▶

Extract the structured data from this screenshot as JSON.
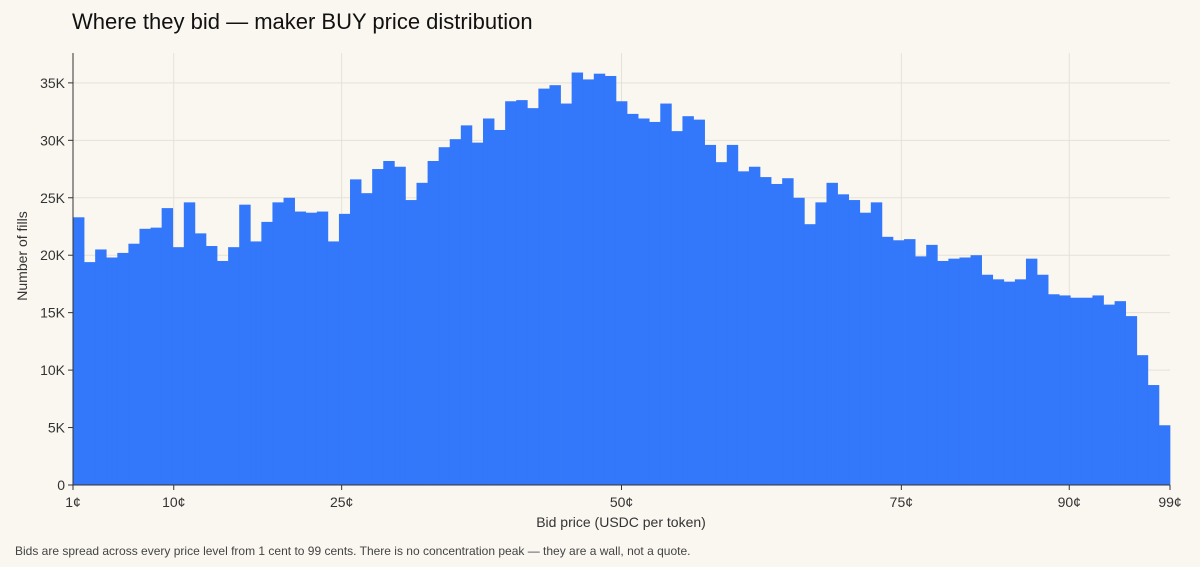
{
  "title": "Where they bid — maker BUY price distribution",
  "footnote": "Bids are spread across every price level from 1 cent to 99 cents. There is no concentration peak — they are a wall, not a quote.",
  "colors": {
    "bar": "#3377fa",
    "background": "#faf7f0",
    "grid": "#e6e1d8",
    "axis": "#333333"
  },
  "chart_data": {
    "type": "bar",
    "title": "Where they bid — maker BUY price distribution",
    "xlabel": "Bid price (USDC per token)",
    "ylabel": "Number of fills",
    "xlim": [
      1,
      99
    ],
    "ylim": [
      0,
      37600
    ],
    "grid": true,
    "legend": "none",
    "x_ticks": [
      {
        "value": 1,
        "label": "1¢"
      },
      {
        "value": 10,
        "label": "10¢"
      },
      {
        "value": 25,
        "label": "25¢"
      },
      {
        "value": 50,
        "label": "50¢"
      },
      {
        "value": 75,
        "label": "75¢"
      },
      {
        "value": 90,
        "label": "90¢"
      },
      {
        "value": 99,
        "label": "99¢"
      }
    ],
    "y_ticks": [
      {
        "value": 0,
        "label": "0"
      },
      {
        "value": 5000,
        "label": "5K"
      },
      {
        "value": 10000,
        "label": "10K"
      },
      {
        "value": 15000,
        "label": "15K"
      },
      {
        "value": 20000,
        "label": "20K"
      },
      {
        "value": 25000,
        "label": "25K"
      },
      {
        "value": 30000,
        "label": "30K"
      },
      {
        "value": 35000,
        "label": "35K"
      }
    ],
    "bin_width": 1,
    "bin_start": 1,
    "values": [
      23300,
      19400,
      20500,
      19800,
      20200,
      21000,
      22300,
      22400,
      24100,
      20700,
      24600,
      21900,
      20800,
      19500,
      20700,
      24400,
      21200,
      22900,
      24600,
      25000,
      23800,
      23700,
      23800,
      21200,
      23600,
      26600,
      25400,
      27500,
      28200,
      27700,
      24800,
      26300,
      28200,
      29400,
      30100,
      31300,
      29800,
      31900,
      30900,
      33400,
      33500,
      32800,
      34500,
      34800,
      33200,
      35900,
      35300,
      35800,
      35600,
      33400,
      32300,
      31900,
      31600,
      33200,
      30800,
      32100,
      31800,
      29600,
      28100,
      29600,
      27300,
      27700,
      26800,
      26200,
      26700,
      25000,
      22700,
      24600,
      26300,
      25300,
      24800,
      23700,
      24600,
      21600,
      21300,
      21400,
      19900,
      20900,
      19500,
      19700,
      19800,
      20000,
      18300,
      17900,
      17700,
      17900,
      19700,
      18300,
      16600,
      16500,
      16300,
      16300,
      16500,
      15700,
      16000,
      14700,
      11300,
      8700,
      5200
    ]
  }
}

◀

● **What this task involves**
From the entries above, pull out each line that includes "title".

● **Task output**
  "title": "Where they bid — maker BUY price distribution",
    "title": "Where they bid — maker BUY price distribution",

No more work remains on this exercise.